:: Direction ::
For this exercise, copy out each line of the material below that includes "color".

:: Data for this exercise ::

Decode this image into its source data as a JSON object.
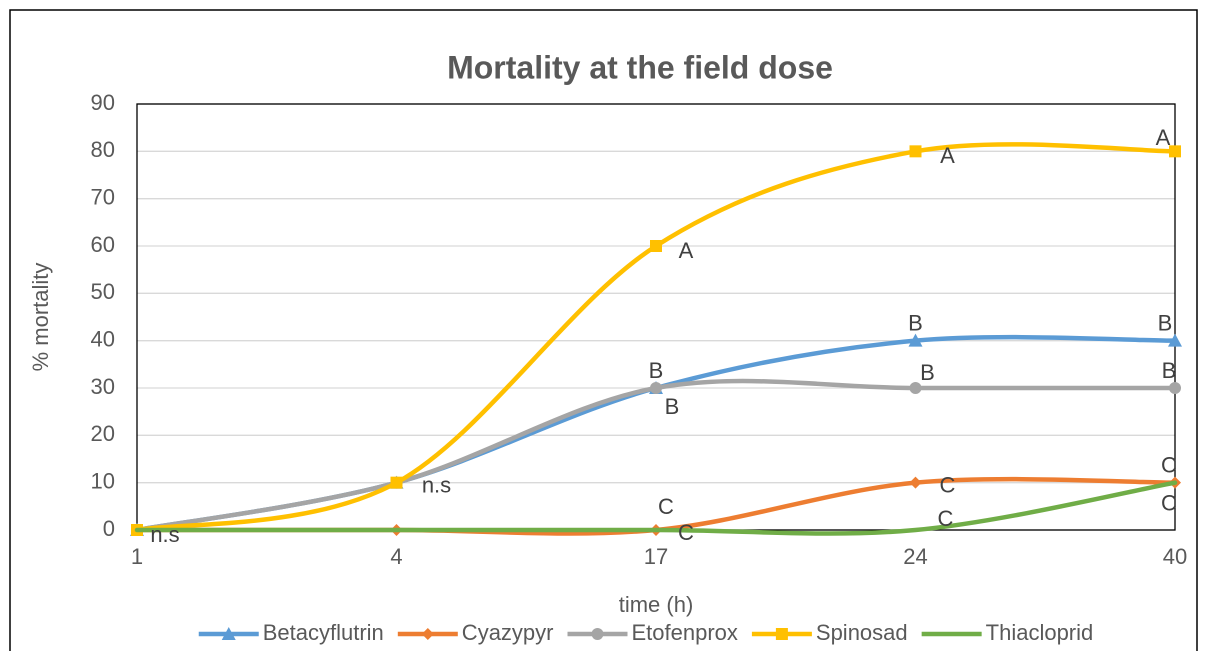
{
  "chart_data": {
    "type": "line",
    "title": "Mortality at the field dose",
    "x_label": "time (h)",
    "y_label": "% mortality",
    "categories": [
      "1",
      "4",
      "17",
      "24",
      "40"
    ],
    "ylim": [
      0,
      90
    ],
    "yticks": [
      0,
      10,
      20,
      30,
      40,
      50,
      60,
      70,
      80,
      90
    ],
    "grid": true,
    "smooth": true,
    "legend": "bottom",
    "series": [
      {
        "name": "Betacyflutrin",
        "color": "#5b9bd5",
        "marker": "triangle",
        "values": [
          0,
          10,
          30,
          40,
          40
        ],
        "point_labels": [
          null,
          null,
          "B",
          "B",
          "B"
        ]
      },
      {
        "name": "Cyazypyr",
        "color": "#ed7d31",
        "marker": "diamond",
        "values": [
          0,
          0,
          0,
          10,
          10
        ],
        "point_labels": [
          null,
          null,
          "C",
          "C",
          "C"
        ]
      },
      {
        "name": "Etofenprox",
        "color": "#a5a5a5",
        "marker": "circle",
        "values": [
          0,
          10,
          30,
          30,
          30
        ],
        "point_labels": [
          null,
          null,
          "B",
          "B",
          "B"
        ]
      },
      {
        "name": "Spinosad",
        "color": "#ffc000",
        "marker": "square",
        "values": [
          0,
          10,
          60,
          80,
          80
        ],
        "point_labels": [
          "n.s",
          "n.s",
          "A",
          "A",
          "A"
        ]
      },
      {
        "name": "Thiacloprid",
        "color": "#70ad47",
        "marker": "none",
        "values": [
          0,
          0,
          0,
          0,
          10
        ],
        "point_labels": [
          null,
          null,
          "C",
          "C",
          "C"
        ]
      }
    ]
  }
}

:: Exercise response ::
        "color": "#5b9bd5",
        "color": "#ed7d31",
        "color": "#a5a5a5",
        "color": "#ffc000",
        "color": "#70ad47",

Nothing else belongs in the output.